Set problem 1 =
What does the poster of the Elixir code post say they learned exists today?

Document =
--- begin ---
Edit: Alright, did it anyway, looking for the tip of the tree is 400ms

 Enum.reduce_while(1..10000, nil, fn sec, _ ->
      positions = Enum.map(robots, &simulate(&1, room_dimensions, sec))
      map = Map.new(positions, &{&1, true})

      if Enum.all?([{43, 57}, {42, 58}, {43, 58}, {44, 58}], &Map.has_key?(map, &1)) do
        {:halt, sec}
      else
        {:cont, nil}
      end
    end)
  end

Also it was very slow because of my modulo function:

  defp mod(0, _), do: 0
  defp mod(n, m) when n < 0, do: mod(m + n, m)
  defp mod(n, m), do: rem(n, m)

Looking at the implementation I can see why :smiley: But today I learnt Integer.mod/2 exists!
--- end ---
Set problem 2 =
In the listing, rewrite the lines from the line with "- verified-badge-icon: ✓: [641, 555, 654, 567]" up to and including the line with "- info-icon: i: [165, 428, 176, 439]", replacing "Learn more" with "Read more" and leaving everything else the same. Return only those lines.

Information shown =
--- begin ---
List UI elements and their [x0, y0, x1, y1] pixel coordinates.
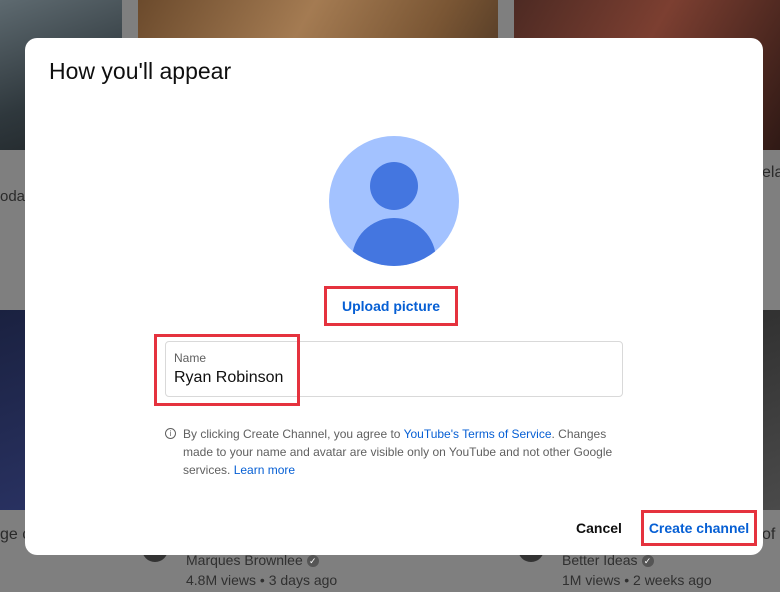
- verified-badge-icon: ✓: [641, 555, 654, 567]
- default-avatar-icon: [329, 136, 459, 266]
- learn-more-link[interactable]: Learn more: [234, 463, 295, 477]
- avatar-body-shape: [352, 218, 436, 266]
- name-input[interactable]: Ryan Robinson: [174, 369, 283, 387]
- verified-badge-icon: ✓: [306, 555, 319, 567]
- info-icon: i: [165, 428, 176, 439]
- video-meta: 4.8M views • 3 days ago: [186, 572, 338, 588]
- video-title-fragment: ela: [762, 164, 780, 181]
- avatar-head-shape: [370, 162, 418, 210]
- video-title-fragment: of: [762, 526, 776, 543]
- upload-picture-button[interactable]: Upload picture: [324, 286, 458, 326]
- dialog-title: How you'll appear: [49, 58, 232, 84]
- terms-notice: i By clicking Create Channel, you agree …: [165, 425, 625, 479]
- video-meta: 1M views • 2 weeks ago: [562, 572, 712, 588]
- cancel-button[interactable]: Cancel: [569, 513, 629, 543]
- terms-text: By clicking Create Channel, you agree to…: [183, 427, 613, 477]
- create-channel-button[interactable]: Create channel: [641, 510, 757, 546]
- name-field[interactable]: Name Ryan Robinson: [165, 341, 623, 397]
- name-field-label: Name: [174, 351, 207, 365]
- create-channel-dialog: How you'll appear Upload picture Name Ry…: [25, 38, 763, 555]
- terms-of-service-link[interactable]: YouTube's Terms of Service: [404, 427, 552, 441]
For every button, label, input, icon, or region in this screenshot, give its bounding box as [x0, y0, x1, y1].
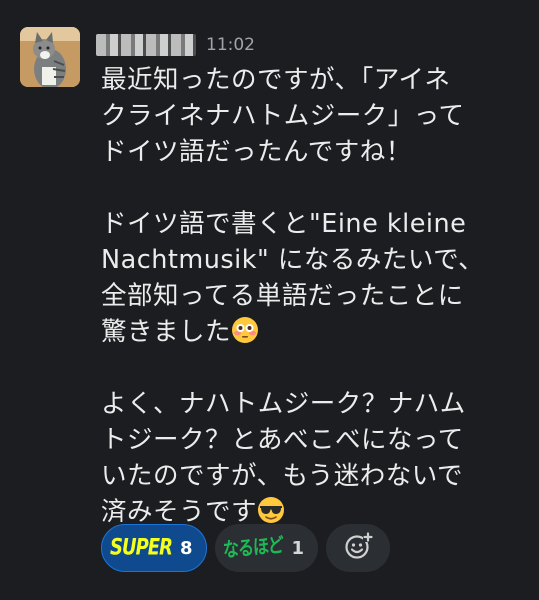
reactions-bar: SUPER 8 なるほど 1 — [101, 524, 391, 572]
message-body: 最近知ったのですが、「アイネ クライネナハトムジーク」って ドイツ語だったんです… — [101, 62, 521, 530]
reaction-count: 1 — [291, 537, 305, 559]
reaction-count: 8 — [179, 537, 193, 559]
sender-name-blurred[interactable] — [96, 34, 196, 56]
message-line: 驚きました — [101, 317, 232, 347]
message-line: 最近知ったのですが、「アイネ — [101, 65, 451, 95]
message-line: ドイツ語だったんですね！ — [101, 137, 412, 167]
reaction-naruhodo[interactable]: なるほど 1 — [215, 524, 319, 572]
reaction-super[interactable]: SUPER 8 — [101, 524, 208, 572]
add-reaction-button[interactable] — [326, 524, 391, 572]
super-emoji: SUPER — [110, 534, 173, 561]
naruhodo-emoji: なるほど — [222, 532, 285, 562]
sunglasses-face-emoji — [257, 496, 285, 524]
flushed-face-emoji — [231, 316, 259, 344]
message-line: よく、ナハトムジーク？ナハム — [101, 389, 466, 419]
message-line-with-emoji: 驚きました — [101, 314, 521, 350]
message-line: 済みそうです — [101, 497, 258, 527]
message-header: 11:02 — [96, 30, 255, 60]
message-line: ドイツ語で書くと"Eine kleine — [101, 209, 467, 239]
message-line: いたのですが、もう迷わないで — [101, 461, 463, 491]
avatar[interactable] — [20, 27, 80, 87]
message-line: Nachtmusik" になるみたいで、 — [101, 245, 485, 275]
message-line: トジーク？とあべこべになって — [101, 425, 464, 455]
timestamp[interactable]: 11:02 — [206, 35, 255, 55]
add-reaction-icon — [343, 531, 374, 565]
message-line: 全部知ってる単語だったことに — [101, 281, 464, 311]
message-line: クライネナハトムジーク」って — [101, 101, 465, 131]
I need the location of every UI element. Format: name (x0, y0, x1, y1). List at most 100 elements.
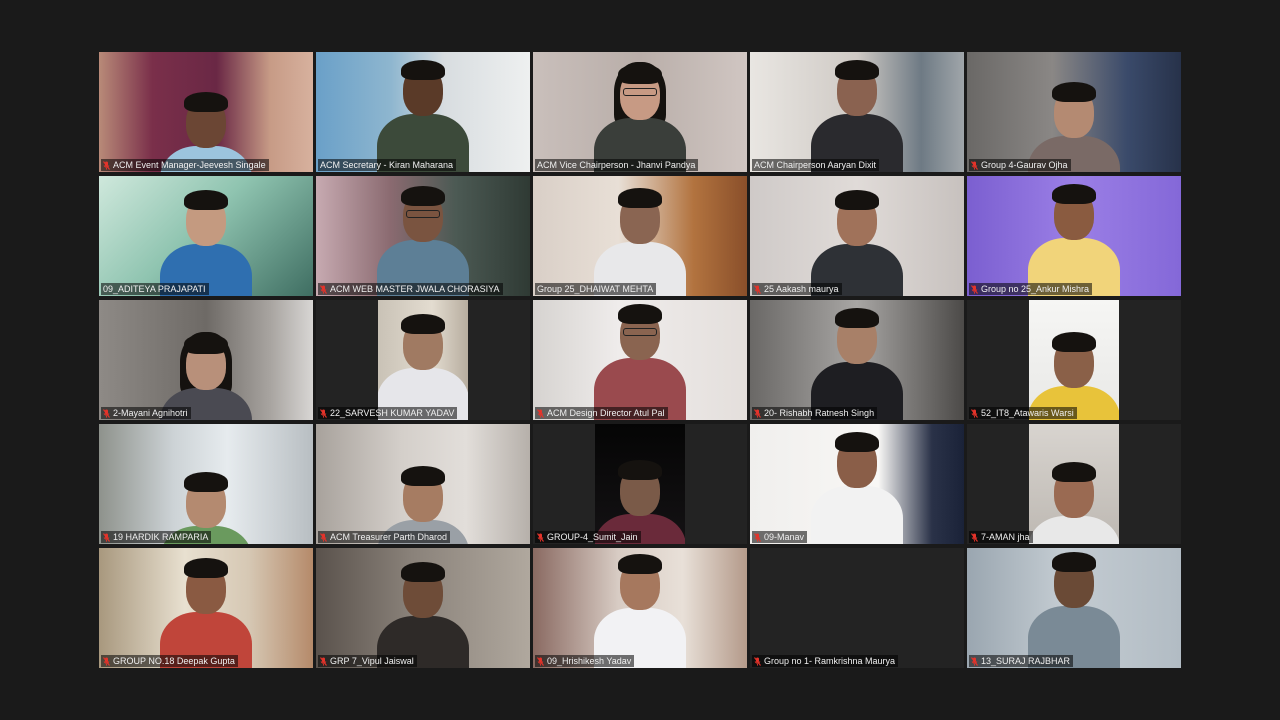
video-feed (750, 300, 964, 420)
participant-name: ACM Event Manager-Jeevesh Singale (113, 160, 266, 170)
participant-name: Group no 1- Ramkrishna Maurya (764, 656, 896, 666)
participant-hair (184, 472, 228, 492)
participant-name-label: 19 HARDIK RAMPARIA (101, 531, 212, 543)
glasses-icon (623, 88, 657, 96)
mic-muted-icon (103, 160, 110, 170)
participant-name: GROUP-4_Sumit_Jain (547, 532, 638, 542)
participant-tile[interactable]: 09-Manav (750, 424, 964, 544)
mic-muted-icon (754, 408, 761, 418)
participant-tile[interactable]: Group no 1- Ramkrishna Maurya (750, 548, 964, 668)
participant-tile[interactable]: GROUP-4_Sumit_Jain (533, 424, 747, 544)
mic-muted-icon (971, 532, 978, 542)
mic-muted-icon (320, 408, 327, 418)
participant-tile[interactable]: 09_ADITEYA PRAJAPATI (99, 176, 313, 296)
participant-tile[interactable]: GROUP NO.18 Deepak Gupta (99, 548, 313, 668)
participant-name-label: ACM Secretary - Kiran Maharana (318, 159, 457, 171)
video-feed (1029, 300, 1119, 420)
participant-tile[interactable]: Group no 25_Ankur Mishra (967, 176, 1181, 296)
video-feed (316, 548, 530, 668)
glasses-icon (406, 210, 440, 218)
participant-tile[interactable]: Group 4-Gaurav Ojha (967, 52, 1181, 172)
participant-tile[interactable]: ACM Event Manager-Jeevesh Singale (99, 52, 313, 172)
participant-name-label: ACM Design Director Atul Pal (535, 407, 668, 419)
participant-tile[interactable]: ACM Design Director Atul Pal (533, 300, 747, 420)
participant-name: 22_SARVESH KUMAR YADAV (330, 408, 455, 418)
participant-tile[interactable]: 7-AMAN jha (967, 424, 1181, 544)
participant-name: 13_SURAJ RAJBHAR (981, 656, 1071, 666)
participant-name-label: ACM Vice Chairperson - Jhanvi Pandya (535, 159, 699, 171)
participant-figure (1014, 184, 1134, 296)
mic-muted-icon (971, 408, 978, 418)
participant-tile[interactable]: 22_SARVESH KUMAR YADAV (316, 300, 530, 420)
mic-muted-icon (103, 408, 110, 418)
participant-tile[interactable]: Group 25_DHAIWAT MEHTA (533, 176, 747, 296)
participant-hair (1052, 332, 1096, 352)
participant-name: Group 25_DHAIWAT MEHTA (537, 284, 654, 294)
mic-muted-icon (103, 656, 110, 666)
participant-tile[interactable]: 2-Mayani Agnihotri (99, 300, 313, 420)
participant-figure (797, 432, 917, 544)
participant-name: 20- Rishabh Ratnesh Singh (764, 408, 875, 418)
participant-name-label: ACM Chairperson Aaryan Dixit (752, 159, 880, 171)
participant-figure (363, 186, 483, 296)
participant-tile[interactable]: 13_SURAJ RAJBHAR (967, 548, 1181, 668)
participant-tile[interactable]: GRP 7_Vipul Jaiswal (316, 548, 530, 668)
participant-tile[interactable]: ACM WEB MASTER JWALA CHORASIYA (316, 176, 530, 296)
participant-hair (401, 186, 445, 206)
video-feed (967, 52, 1181, 172)
participant-name-label: 22_SARVESH KUMAR YADAV (318, 407, 458, 419)
meeting-window: { "participants": [ {"name": "ACM Event … (0, 0, 1280, 720)
participant-tile[interactable]: ACM Chairperson Aaryan Dixit (750, 52, 964, 172)
participant-name-label: 09_Hrishikesh Yadav (535, 655, 635, 667)
mic-muted-icon (537, 532, 544, 542)
participant-hair (1052, 184, 1096, 204)
participant-figure (146, 190, 266, 296)
participant-tile[interactable]: ACM Treasurer Parth Dharod (316, 424, 530, 544)
participant-name-label: Group 4-Gaurav Ojha (969, 159, 1071, 171)
participant-name: 09-Manav (764, 532, 805, 542)
participant-figure (580, 554, 700, 668)
video-feed (750, 52, 964, 172)
participant-hair (1052, 462, 1096, 482)
video-feed (99, 424, 313, 544)
participant-name: ACM Design Director Atul Pal (547, 408, 665, 418)
participant-name: ACM Chairperson Aaryan Dixit (754, 160, 877, 170)
participant-name-label: 2-Mayani Agnihotri (101, 407, 191, 419)
participant-figure (363, 562, 483, 668)
mic-muted-icon (537, 656, 544, 666)
participant-name-label: 25 Aakash maurya (752, 283, 842, 295)
participant-tile[interactable]: 20- Rishabh Ratnesh Singh (750, 300, 964, 420)
participant-name-label: Group 25_DHAIWAT MEHTA (535, 283, 657, 295)
participant-tile[interactable]: ACM Vice Chairperson - Jhanvi Pandya (533, 52, 747, 172)
participant-name-label: ACM Treasurer Parth Dharod (318, 531, 451, 543)
participant-name: GRP 7_Vipul Jaiswal (330, 656, 414, 666)
participant-hair (618, 64, 662, 84)
video-feed (533, 548, 747, 668)
participant-hair (618, 304, 662, 324)
participant-figure (797, 60, 917, 172)
video-feed (533, 176, 747, 296)
participant-name-label: GROUP NO.18 Deepak Gupta (101, 655, 238, 667)
video-feed (378, 300, 468, 420)
participant-tile[interactable]: 09_Hrishikesh Yadav (533, 548, 747, 668)
participant-name: ACM Secretary - Kiran Maharana (320, 160, 454, 170)
mic-muted-icon (971, 160, 978, 170)
participant-hair (184, 92, 228, 112)
mic-muted-icon (754, 656, 761, 666)
participant-hair (184, 190, 228, 210)
participant-name: 2-Mayani Agnihotri (113, 408, 188, 418)
participant-hair (1052, 552, 1096, 572)
participant-hair (835, 308, 879, 328)
participant-name: ACM Treasurer Parth Dharod (330, 532, 448, 542)
participant-name: GROUP NO.18 Deepak Gupta (113, 656, 235, 666)
video-feed (316, 176, 530, 296)
participant-tile[interactable]: 19 HARDIK RAMPARIA (99, 424, 313, 544)
participant-tile[interactable]: 52_IT8_Atawaris Warsi (967, 300, 1181, 420)
participant-name-label: GRP 7_Vipul Jaiswal (318, 655, 417, 667)
video-background (750, 548, 964, 668)
participant-figure (1014, 552, 1134, 668)
participant-tile[interactable]: ACM Secretary - Kiran Maharana (316, 52, 530, 172)
mic-muted-icon (103, 532, 110, 542)
participant-tile[interactable]: 25 Aakash maurya (750, 176, 964, 296)
participant-hair (401, 562, 445, 582)
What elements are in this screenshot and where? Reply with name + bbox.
--- end ---
Reply 1 =
Integer.mod/2

Reply 2 =
- verified-badge-icon: ✓: [641, 555, 654, 567]
- default-avatar-icon: [329, 136, 459, 266]
- learn-more-link[interactable]: Read more: [234, 463, 295, 477]
- avatar-body-shape: [352, 218, 436, 266]
- name-input[interactable]: Ryan Robinson: [174, 369, 283, 387]
- verified-badge-icon: ✓: [306, 555, 319, 567]
- info-icon: i: [165, 428, 176, 439]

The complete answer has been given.